Priscilla Oppenheimer wrote:
> 
> henry bb wrote:
> > 
> > today I already know why 2500 can ping 88.1.77.1 because
> 
> It doesn't make sense that the 2500 can ping all the way to the
> 3550 Ethernet interface based on the minimal information that
> you told us before. You must be doing routing. It has nothing
> to do with Proxy ARP, though. Maybe you have on-demand routing
> or something.

Ignore that part of the message. I just noticed the inconsistent subnet
masks. Of course, it works. The router in the middle knows how to get to
each subnet using the /24 mask. The router on the left knows that all of the
larger subnet is out its serial interface.

It's a bug to have the two routers on the left using a different subnet mask
to refer to the WAN subnet, by the way. Why worry about whether it works and
how it works at all if you're using a buggy configuraton? :-)

Priscilla


> 
> > proxy-arp doesn't function on serial interface.
> > so what's the real function of proxy-arp on serial interface
> ?
> 
> Proxy ARP has no meaning on a serial interface. ARP has no
> meaning on a serial interface, (unless you're referring to
> Frame Relay's Inverse ARP, which is a different story. It finds
> the IP address when the DLCI is known.)
> 
> Serial interfaces don't have MAC addresses. They don't connect
> devices that have MAC addresses. ARP finds the MAC address when
> the IP address is known. It's meaningless on a serial interface.

GIVEN MATERIAL>
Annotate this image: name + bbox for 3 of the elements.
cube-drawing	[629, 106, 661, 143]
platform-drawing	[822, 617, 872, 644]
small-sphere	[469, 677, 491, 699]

WORK TO COMPLETE> Print the part of the proxy ARP message starting at "Ignore that part" and ending at "its serial interface.".

CORRECT OUTPUT>
Ignore that part of the message. I just noticed the inconsistent subnet
masks. Of course, it works. The router in the middle knows how to get to
each subnet using the /24 mask. The router on the left knows that all of the
larger subnet is out its serial interface.